Exercise » Tally the lines in the data that follows that include the word "嘉友国际", and report nothing but the total.

--- Available data ---

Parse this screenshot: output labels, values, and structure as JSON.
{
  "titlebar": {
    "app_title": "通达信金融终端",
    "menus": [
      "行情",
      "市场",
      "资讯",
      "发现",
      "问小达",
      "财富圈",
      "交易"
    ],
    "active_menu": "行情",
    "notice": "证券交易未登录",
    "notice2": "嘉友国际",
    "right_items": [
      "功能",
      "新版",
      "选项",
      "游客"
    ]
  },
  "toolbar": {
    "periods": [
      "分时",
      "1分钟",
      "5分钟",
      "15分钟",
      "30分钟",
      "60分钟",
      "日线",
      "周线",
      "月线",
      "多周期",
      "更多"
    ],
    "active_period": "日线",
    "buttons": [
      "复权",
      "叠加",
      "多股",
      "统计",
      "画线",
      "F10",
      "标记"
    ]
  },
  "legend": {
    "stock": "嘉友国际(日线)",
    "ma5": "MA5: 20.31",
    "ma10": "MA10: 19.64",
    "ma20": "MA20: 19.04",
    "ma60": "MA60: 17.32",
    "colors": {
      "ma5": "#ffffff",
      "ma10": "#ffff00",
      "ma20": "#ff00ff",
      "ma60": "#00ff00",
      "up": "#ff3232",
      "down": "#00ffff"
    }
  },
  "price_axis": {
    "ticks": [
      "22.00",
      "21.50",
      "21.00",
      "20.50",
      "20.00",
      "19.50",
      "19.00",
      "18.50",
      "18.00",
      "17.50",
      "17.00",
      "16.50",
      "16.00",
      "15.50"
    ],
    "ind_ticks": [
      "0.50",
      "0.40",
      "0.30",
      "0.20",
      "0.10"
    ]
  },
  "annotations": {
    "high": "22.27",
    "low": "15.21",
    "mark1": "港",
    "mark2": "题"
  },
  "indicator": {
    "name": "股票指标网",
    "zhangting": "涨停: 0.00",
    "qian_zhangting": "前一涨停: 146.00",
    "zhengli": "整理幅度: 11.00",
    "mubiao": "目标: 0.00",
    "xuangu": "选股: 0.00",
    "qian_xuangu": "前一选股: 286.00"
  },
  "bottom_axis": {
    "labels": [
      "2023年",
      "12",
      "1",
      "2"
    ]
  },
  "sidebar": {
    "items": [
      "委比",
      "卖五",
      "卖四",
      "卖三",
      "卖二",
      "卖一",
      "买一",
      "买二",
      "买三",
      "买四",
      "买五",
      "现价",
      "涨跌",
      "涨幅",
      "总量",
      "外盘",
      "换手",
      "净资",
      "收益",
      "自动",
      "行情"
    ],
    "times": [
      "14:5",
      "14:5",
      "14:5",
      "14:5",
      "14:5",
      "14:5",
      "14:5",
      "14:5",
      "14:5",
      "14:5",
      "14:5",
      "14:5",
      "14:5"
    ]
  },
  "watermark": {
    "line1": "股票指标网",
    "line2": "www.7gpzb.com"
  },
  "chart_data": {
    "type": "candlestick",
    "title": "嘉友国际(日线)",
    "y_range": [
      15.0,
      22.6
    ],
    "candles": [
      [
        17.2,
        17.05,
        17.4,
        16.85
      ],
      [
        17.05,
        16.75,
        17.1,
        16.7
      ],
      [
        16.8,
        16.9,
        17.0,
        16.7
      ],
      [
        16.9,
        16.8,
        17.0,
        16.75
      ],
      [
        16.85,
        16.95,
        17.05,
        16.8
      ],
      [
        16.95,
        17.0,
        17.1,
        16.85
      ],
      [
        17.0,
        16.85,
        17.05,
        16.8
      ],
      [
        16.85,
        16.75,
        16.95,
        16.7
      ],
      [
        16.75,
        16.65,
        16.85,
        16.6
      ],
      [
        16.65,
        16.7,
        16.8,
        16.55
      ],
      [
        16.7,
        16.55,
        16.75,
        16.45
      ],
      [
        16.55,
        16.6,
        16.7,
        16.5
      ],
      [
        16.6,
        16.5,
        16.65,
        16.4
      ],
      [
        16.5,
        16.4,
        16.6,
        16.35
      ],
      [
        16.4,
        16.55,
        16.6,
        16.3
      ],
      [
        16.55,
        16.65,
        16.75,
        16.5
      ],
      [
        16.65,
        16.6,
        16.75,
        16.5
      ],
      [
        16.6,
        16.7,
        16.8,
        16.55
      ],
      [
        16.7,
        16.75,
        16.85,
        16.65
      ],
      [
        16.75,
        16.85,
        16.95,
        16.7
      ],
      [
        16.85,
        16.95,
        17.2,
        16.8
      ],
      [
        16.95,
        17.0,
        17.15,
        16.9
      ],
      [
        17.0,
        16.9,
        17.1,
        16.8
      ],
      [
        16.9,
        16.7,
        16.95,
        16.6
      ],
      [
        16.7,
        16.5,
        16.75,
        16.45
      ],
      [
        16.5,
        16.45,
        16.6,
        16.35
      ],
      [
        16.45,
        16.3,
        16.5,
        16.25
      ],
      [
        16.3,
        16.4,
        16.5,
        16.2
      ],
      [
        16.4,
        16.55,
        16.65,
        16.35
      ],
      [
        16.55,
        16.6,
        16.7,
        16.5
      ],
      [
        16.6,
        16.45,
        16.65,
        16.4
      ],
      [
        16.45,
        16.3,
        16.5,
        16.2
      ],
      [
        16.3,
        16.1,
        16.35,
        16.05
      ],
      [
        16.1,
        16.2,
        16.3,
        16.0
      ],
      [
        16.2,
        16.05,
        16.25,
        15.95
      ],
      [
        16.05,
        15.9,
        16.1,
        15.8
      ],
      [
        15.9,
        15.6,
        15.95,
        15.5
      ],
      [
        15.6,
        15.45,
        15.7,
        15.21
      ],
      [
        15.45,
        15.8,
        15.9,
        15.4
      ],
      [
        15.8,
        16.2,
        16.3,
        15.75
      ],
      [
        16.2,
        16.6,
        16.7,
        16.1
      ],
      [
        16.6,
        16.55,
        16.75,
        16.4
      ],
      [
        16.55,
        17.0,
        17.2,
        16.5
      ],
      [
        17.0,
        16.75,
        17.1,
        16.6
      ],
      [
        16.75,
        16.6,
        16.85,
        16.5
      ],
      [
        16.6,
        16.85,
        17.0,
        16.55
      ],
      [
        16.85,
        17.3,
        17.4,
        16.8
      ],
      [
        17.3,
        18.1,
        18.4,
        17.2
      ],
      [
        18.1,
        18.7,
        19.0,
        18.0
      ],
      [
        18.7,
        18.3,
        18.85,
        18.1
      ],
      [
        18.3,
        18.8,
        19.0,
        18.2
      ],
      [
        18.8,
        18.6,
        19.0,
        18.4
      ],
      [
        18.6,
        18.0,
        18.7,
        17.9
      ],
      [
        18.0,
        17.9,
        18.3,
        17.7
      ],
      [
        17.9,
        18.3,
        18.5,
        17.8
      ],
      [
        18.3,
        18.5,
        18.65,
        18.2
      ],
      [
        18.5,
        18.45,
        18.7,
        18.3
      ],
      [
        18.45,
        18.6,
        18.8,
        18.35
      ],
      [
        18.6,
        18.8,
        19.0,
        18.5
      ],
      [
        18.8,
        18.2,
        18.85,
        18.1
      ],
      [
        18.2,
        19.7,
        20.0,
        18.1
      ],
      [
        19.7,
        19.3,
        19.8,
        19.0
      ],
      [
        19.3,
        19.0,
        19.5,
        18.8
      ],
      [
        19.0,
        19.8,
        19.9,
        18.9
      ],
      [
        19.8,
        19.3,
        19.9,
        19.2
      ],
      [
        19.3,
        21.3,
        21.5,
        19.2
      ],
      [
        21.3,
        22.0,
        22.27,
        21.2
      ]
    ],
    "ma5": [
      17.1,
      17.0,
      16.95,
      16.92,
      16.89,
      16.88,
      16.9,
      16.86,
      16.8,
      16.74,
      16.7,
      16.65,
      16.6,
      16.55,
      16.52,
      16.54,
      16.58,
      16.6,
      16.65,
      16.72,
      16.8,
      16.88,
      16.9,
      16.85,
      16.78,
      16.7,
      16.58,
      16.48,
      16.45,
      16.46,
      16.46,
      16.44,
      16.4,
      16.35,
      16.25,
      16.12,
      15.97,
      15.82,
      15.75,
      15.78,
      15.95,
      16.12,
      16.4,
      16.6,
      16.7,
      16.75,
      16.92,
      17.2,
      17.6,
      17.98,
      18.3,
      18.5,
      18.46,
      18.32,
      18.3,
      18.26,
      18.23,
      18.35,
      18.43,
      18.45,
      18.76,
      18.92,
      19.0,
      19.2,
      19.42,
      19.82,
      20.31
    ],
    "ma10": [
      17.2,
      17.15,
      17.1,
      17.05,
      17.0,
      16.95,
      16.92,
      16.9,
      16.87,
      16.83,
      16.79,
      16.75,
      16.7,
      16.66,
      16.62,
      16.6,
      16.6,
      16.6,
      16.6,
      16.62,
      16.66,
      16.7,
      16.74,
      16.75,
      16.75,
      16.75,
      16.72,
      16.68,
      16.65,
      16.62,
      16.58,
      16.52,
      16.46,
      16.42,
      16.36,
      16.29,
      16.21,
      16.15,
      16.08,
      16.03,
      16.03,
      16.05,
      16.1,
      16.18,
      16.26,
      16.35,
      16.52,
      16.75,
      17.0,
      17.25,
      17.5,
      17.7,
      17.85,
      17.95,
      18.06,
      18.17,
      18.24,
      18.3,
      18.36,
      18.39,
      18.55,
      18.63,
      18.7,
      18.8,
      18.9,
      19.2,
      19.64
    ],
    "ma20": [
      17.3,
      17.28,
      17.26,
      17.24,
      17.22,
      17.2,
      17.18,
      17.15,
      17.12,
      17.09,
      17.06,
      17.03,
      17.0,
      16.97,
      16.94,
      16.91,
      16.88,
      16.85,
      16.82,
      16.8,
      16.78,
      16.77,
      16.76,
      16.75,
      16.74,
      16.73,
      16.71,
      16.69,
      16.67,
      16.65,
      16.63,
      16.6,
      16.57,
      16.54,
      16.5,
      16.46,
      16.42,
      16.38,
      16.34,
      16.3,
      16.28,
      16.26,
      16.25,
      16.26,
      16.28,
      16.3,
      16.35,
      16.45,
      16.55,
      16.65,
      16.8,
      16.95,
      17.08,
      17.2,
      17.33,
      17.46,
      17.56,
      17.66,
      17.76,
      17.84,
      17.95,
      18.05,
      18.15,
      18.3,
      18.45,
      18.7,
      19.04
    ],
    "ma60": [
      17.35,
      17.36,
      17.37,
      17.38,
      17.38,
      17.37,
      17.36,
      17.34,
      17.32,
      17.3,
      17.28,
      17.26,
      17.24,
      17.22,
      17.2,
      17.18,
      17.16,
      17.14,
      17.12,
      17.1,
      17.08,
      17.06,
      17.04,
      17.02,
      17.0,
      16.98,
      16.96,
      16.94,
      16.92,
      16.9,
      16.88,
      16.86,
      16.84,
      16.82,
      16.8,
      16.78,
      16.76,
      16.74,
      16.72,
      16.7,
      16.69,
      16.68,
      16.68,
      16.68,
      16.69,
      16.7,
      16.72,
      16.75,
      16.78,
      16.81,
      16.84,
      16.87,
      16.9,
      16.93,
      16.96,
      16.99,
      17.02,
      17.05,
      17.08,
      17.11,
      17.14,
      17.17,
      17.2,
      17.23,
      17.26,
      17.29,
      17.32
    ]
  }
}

---

Exercise response » 3